- Görev 1 -
Okuma metnini iki cümleyle özetleyiniz.
- Görev 2 -
Okuma metninde "Örneğin, ona göre" sözcüklerinin bulunduğu yerden başlayıp "de bilmem kaç." sözcüklerinden sonra durarak aradaki bölümü harfi harfine kopyalayınız.

Bir liberali (özür dilerim küfürlü ifade kullandım!) nasıl
tarif edebiliriz? Evinde tütsü yakan kişi şeklinde mi? Organik ürünler satan
mağazalara gidip kazıklanan kişi şeklinde mi? Hayır, bu şekilde değil. Bize
göre liberal insanı, olguları içeriğiyle değil biçimiyle değerlendirendir.
Örneğin, ona göre insanların özgür düşünce gelişimini (?) takmayan sosyalizm,
futbola propaganda amaçlı özel önem vermiştir, dolayısıyla Allah onun belasını
versindir.
Bu bakış açısına sahip bir film var. Aslında bir televizyon
belgeseli. BBC’nin yayınladığı “Futbol ve Komünizm” adlı filmden bahsediyoruz.
Filmin yönetmeni bilmem kim, filmin çekim tarihi de bilmem kaç.

- Materyal Alıntıları -
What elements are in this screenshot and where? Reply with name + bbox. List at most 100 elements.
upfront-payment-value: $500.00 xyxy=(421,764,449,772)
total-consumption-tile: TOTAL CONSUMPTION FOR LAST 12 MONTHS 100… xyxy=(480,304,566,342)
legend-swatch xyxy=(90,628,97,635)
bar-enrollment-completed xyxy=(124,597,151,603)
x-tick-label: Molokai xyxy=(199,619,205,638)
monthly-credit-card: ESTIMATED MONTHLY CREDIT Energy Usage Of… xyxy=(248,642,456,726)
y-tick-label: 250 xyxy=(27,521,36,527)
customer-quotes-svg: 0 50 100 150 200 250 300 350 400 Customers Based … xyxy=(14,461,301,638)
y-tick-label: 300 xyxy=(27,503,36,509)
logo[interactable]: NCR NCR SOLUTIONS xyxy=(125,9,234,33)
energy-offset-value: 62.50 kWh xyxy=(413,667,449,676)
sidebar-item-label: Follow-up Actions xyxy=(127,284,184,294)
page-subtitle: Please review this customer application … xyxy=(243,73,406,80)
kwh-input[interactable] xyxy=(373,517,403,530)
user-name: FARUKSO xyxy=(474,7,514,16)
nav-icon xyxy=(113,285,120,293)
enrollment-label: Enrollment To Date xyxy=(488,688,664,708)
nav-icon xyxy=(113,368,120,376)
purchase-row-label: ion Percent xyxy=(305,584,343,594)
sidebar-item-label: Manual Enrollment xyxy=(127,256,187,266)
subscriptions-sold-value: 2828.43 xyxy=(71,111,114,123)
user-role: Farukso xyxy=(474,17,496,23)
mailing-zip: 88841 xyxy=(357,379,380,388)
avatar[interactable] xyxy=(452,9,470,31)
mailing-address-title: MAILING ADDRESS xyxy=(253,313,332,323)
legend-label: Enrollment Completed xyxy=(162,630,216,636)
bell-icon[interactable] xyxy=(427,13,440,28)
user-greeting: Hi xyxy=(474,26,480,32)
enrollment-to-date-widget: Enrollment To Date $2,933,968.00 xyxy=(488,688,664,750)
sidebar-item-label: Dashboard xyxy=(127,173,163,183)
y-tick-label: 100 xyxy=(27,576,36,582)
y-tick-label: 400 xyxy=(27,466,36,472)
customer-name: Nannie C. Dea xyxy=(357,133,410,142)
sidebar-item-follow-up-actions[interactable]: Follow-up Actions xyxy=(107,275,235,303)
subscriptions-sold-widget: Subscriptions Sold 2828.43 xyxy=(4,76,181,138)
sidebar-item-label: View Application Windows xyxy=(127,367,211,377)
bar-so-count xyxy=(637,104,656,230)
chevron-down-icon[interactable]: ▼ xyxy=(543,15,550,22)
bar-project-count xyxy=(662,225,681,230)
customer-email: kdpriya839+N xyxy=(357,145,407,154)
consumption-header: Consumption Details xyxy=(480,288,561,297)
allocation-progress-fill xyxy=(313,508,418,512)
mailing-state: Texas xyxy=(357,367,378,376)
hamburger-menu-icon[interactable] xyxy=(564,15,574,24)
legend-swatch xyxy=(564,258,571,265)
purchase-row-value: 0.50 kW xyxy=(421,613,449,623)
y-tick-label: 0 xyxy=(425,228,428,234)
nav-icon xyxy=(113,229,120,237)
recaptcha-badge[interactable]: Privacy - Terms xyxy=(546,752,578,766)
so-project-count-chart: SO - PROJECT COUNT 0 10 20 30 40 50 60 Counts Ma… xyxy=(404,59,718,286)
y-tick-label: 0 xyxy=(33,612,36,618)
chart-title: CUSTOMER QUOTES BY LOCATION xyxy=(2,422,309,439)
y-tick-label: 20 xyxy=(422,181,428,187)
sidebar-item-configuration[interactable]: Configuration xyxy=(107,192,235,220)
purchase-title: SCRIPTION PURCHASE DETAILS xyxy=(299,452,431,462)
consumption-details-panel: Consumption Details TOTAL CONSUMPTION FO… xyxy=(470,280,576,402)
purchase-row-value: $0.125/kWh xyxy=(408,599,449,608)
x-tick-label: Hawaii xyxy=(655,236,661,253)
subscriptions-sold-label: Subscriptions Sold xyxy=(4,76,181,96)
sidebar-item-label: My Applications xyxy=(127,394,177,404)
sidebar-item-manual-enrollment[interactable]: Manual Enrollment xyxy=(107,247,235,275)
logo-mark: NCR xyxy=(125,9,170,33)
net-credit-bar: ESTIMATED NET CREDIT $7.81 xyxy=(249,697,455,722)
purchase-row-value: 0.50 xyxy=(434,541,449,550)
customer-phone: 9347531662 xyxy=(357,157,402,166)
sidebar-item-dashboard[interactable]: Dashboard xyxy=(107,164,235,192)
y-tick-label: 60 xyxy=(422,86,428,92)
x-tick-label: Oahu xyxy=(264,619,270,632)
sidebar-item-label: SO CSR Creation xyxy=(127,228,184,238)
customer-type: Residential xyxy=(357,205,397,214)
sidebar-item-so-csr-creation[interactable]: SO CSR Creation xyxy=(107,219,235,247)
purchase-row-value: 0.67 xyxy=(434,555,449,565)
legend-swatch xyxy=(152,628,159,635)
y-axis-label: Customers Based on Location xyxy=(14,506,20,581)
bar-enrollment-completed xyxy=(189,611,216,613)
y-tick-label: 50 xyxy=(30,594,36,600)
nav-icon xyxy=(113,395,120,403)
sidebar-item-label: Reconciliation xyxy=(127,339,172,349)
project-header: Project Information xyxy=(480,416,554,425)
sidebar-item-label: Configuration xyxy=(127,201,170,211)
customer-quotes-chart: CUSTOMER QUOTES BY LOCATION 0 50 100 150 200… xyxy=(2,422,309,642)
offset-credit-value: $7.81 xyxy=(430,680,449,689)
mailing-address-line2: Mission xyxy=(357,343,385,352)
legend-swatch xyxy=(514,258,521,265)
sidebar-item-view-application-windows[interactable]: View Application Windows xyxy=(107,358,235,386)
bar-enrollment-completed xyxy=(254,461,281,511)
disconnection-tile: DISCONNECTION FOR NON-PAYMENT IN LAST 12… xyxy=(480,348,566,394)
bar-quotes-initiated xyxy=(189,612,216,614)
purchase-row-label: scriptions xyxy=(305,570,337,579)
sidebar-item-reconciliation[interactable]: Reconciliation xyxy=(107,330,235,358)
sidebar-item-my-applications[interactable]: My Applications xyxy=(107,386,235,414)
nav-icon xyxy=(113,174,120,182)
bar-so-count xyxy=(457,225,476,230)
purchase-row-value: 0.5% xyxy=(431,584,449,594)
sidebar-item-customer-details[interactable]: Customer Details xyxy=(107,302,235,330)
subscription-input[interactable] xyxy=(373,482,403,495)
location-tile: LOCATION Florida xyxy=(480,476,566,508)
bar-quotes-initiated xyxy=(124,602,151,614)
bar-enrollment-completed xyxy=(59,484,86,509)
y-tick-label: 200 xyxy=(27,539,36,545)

- Tam Yanıt 1 -
Metin, liberal insanı evinde tütsü yakan ya da organik ürün satan mağazalarda kazıklanan biri olarak değil, olguları içeriğiyle değil biçimiyle değerlendiren kişi olarak tanımlar. Bu bakış açısını taşıyan bir yapım olarak BBC'nin yayınladığı "Futbol ve Komünizm" adlı televizyon belgeselini gösterir.

- Tam Yanıt 2 -
Örneğin, ona göre insanların özgür düşünce gelişimini (?) takmayan sosyalizm,
futbola propaganda amaçlı özel önem vermiştir, dolayısıyla Allah onun belasını
versindir.
Bu bakış açısına sahip bir film var. Aslında bir televizyon
belgeseli. BBC’nin yayınladığı “Futbol ve Komünizm” adlı filmden bahsediyoruz.
Filmin yönetmeni bilmem kim, filmin çekim tarihi de bilmem kaç.